-- START OF TASK INPUTS --

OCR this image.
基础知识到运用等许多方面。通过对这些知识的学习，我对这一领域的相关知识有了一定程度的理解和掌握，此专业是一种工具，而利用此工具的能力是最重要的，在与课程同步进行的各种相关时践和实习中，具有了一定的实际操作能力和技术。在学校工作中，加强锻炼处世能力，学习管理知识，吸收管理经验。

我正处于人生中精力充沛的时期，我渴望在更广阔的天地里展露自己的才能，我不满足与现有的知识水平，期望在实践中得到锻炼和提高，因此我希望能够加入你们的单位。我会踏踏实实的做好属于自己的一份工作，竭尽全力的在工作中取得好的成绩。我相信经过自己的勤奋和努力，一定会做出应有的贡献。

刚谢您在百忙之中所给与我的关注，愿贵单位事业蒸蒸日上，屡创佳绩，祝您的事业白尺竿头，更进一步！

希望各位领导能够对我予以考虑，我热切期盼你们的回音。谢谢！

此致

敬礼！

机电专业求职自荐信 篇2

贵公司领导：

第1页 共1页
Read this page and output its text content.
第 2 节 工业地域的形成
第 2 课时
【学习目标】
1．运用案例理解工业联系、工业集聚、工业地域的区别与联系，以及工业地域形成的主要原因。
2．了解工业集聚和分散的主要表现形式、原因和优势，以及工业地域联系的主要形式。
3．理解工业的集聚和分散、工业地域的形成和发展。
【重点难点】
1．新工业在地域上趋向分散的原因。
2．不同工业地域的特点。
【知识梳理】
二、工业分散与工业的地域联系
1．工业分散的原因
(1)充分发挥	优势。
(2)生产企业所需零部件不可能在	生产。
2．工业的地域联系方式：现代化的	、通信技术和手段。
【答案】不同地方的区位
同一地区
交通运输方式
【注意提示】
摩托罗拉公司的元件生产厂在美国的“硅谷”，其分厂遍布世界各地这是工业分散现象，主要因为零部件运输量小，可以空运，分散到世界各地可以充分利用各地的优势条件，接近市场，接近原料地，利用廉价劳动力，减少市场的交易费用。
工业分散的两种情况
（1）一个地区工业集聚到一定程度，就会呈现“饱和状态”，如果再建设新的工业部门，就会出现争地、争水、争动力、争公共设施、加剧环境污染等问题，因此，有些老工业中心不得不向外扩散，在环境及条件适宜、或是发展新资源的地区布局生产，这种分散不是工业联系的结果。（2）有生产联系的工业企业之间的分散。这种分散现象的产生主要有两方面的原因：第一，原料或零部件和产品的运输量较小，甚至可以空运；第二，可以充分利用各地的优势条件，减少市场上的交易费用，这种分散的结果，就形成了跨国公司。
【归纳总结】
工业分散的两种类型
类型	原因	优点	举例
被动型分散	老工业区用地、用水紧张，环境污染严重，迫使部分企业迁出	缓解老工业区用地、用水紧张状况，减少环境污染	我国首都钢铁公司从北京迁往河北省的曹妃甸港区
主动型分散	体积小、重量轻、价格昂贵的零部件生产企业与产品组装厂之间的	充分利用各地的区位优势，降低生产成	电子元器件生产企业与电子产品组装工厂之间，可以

-- END OF TASK INPUTS --

PROBLEM DESCRIPTION: Pick out all lines containing the string "this".

REPLY:
OCR this image.
Read this page and output its text content.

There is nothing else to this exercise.